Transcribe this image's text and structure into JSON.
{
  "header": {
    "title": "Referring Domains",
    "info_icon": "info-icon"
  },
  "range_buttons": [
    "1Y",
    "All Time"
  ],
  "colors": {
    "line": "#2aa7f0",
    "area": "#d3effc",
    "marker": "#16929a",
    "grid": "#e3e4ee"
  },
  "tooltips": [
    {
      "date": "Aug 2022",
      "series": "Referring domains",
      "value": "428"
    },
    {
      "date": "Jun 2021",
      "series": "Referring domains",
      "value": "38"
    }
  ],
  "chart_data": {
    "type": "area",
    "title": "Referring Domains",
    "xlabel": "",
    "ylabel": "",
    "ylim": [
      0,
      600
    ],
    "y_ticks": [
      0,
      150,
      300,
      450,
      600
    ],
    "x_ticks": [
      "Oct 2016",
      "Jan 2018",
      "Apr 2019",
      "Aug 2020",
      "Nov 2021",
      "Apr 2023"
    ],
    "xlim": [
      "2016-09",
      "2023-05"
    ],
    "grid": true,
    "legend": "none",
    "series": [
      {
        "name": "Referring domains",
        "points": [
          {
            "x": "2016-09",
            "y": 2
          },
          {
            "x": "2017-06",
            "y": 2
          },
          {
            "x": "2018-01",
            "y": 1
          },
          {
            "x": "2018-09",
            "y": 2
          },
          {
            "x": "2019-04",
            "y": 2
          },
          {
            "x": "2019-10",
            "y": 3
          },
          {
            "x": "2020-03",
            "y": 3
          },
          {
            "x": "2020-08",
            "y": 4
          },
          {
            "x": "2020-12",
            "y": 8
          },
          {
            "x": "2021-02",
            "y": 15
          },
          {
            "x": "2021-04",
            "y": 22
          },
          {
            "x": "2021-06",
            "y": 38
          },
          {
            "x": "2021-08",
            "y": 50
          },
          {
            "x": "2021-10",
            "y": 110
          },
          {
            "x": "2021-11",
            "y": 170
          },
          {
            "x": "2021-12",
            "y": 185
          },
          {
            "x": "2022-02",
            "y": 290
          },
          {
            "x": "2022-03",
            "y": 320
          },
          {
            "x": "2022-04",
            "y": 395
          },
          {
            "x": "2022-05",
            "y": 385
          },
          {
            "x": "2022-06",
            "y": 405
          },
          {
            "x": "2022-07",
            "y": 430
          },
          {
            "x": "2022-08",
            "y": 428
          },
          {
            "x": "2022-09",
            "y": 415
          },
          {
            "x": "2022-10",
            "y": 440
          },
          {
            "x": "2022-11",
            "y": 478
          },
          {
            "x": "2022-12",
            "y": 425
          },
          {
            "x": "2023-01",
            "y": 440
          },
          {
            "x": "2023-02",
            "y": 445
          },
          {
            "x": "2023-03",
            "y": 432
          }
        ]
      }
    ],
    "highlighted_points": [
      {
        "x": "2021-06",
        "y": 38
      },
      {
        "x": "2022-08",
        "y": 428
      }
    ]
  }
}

:::::

Output the listing above without altering a single character.

Transcribe this image's text and structure into JSON.
{
  "header": {
    "title": "Referring Domains",
    "info_icon": "info-icon"
  },
  "range_buttons": [
    "1Y",
    "All Time"
  ],
  "colors": {
    "line": "#2aa7f0",
    "area": "#d3effc",
    "marker": "#16929a",
    "grid": "#e3e4ee"
  },
  "tooltips": [
    {
      "date": "Aug 2022",
      "series": "Referring domains",
      "value": "428"
    },
    {
      "date": "Jun 2021",
      "series": "Referring domains",
      "value": "38"
    }
  ],
  "chart_data": {
    "type": "area",
    "title": "Referring Domains",
    "xlabel": "",
    "ylabel": "",
    "ylim": [
      0,
      600
    ],
    "y_ticks": [
      0,
      150,
      300,
      450,
      600
    ],
    "x_ticks": [
      "Oct 2016",
      "Jan 2018",
      "Apr 2019",
      "Aug 2020",
      "Nov 2021",
      "Apr 2023"
    ],
    "xlim": [
      "2016-09",
      "2023-05"
    ],
    "grid": true,
    "legend": "none",
    "series": [
      {
        "name": "Referring domains",
        "points": [
          {
            "x": "2016-09",
            "y": 2
          },
          {
            "x": "2017-06",
            "y": 2
          },
          {
            "x": "2018-01",
            "y": 1
          },
          {
            "x": "2018-09",
            "y": 2
          },
          {
            "x": "2019-04",
            "y": 2
          },
          {
            "x": "2019-10",
            "y": 3
          },
          {
            "x": "2020-03",
            "y": 3
          },
          {
            "x": "2020-08",
            "y": 4
          },
          {
            "x": "2020-12",
            "y": 8
          },
          {
            "x": "2021-02",
            "y": 15
          },
          {
            "x": "2021-04",
            "y": 22
          },
          {
            "x": "2021-06",
            "y": 38
          },
          {
            "x": "2021-08",
            "y": 50
          },
          {
            "x": "2021-10",
            "y": 110
          },
          {
            "x": "2021-11",
            "y": 170
          },
          {
            "x": "2021-12",
            "y": 185
          },
          {
            "x": "2022-02",
            "y": 290
          },
          {
            "x": "2022-03",
            "y": 320
          },
          {
            "x": "2022-04",
            "y": 395
          },
          {
            "x": "2022-05",
            "y": 385
          },
          {
            "x": "2022-06",
            "y": 405
          },
          {
            "x": "2022-07",
            "y": 430
          },
          {
            "x": "2022-08",
            "y": 428
          },
          {
            "x": "2022-09",
            "y": 415
          },
          {
            "x": "2022-10",
            "y": 440
          },
          {
            "x": "2022-11",
            "y": 478
          },
          {
            "x": "2022-12",
            "y": 425
          },
          {
            "x": "2023-01",
            "y": 440
          },
          {
            "x": "2023-02",
            "y": 445
          },
          {
            "x": "2023-03",
            "y": 432
          }
        ]
      }
    ],
    "highlighted_points": [
      {
        "x": "2021-06",
        "y": 38
      },
      {
        "x": "2022-08",
        "y": 428
      }
    ]
  }
}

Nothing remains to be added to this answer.